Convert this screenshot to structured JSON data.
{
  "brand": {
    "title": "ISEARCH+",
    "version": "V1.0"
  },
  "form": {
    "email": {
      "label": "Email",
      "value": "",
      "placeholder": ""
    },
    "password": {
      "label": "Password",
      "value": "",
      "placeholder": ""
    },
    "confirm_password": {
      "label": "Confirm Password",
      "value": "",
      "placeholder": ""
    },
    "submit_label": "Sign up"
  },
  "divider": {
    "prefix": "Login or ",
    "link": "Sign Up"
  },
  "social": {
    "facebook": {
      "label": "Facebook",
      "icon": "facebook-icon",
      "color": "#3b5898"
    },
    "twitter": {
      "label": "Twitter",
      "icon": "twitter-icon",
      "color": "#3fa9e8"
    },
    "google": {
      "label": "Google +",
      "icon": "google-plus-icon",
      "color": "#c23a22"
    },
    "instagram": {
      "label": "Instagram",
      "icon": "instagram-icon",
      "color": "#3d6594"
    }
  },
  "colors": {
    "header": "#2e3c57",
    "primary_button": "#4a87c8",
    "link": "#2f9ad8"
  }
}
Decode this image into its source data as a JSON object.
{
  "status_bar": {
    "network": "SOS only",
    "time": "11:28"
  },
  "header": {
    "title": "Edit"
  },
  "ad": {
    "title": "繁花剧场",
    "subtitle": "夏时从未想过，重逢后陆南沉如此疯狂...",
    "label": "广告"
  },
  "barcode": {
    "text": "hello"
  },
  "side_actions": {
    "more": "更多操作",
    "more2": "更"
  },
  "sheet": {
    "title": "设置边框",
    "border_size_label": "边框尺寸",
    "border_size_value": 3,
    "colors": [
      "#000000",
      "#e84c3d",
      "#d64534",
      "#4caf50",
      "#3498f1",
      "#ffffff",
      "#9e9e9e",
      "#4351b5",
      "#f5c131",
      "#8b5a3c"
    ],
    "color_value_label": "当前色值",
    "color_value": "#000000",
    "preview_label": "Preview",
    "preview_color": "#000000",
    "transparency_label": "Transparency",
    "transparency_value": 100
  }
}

» OBJECTIVE
Extract the listing in its entirety and repeat it exactly.

» RESULT BELOW
Convert this screenshot to structured JSON data.
{
  "brand": {
    "title": "ISEARCH+",
    "version": "V1.0"
  },
  "form": {
    "email": {
      "label": "Email",
      "value": "",
      "placeholder": ""
    },
    "password": {
      "label": "Password",
      "value": "",
      "placeholder": ""
    },
    "confirm_password": {
      "label": "Confirm Password",
      "value": "",
      "placeholder": ""
    },
    "submit_label": "Sign up"
  },
  "divider": {
    "prefix": "Login or ",
    "link": "Sign Up"
  },
  "social": {
    "facebook": {
      "label": "Facebook",
      "icon": "facebook-icon",
      "color": "#3b5898"
    },
    "twitter": {
      "label": "Twitter",
      "icon": "twitter-icon",
      "color": "#3fa9e8"
    },
    "google": {
      "label": "Google +",
      "icon": "google-plus-icon",
      "color": "#c23a22"
    },
    "instagram": {
      "label": "Instagram",
      "icon": "instagram-icon",
      "color": "#3d6594"
    }
  },
  "colors": {
    "header": "#2e3c57",
    "primary_button": "#4a87c8",
    "link": "#2f9ad8"
  }
}
Decode this image into its source data as a JSON object.
{
  "status_bar": {
    "network": "SOS only",
    "time": "11:28"
  },
  "header": {
    "title": "Edit"
  },
  "ad": {
    "title": "繁花剧场",
    "subtitle": "夏时从未想过，重逢后陆南沉如此疯狂...",
    "label": "广告"
  },
  "barcode": {
    "text": "hello"
  },
  "side_actions": {
    "more": "更多操作",
    "more2": "更"
  },
  "sheet": {
    "title": "设置边框",
    "border_size_label": "边框尺寸",
    "border_size_value": 3,
    "colors": [
      "#000000",
      "#e84c3d",
      "#d64534",
      "#4caf50",
      "#3498f1",
      "#ffffff",
      "#9e9e9e",
      "#4351b5",
      "#f5c131",
      "#8b5a3c"
    ],
    "color_value_label": "当前色值",
    "color_value": "#000000",
    "preview_label": "Preview",
    "preview_color": "#000000",
    "transparency_label": "Transparency",
    "transparency_value": 100
  }
}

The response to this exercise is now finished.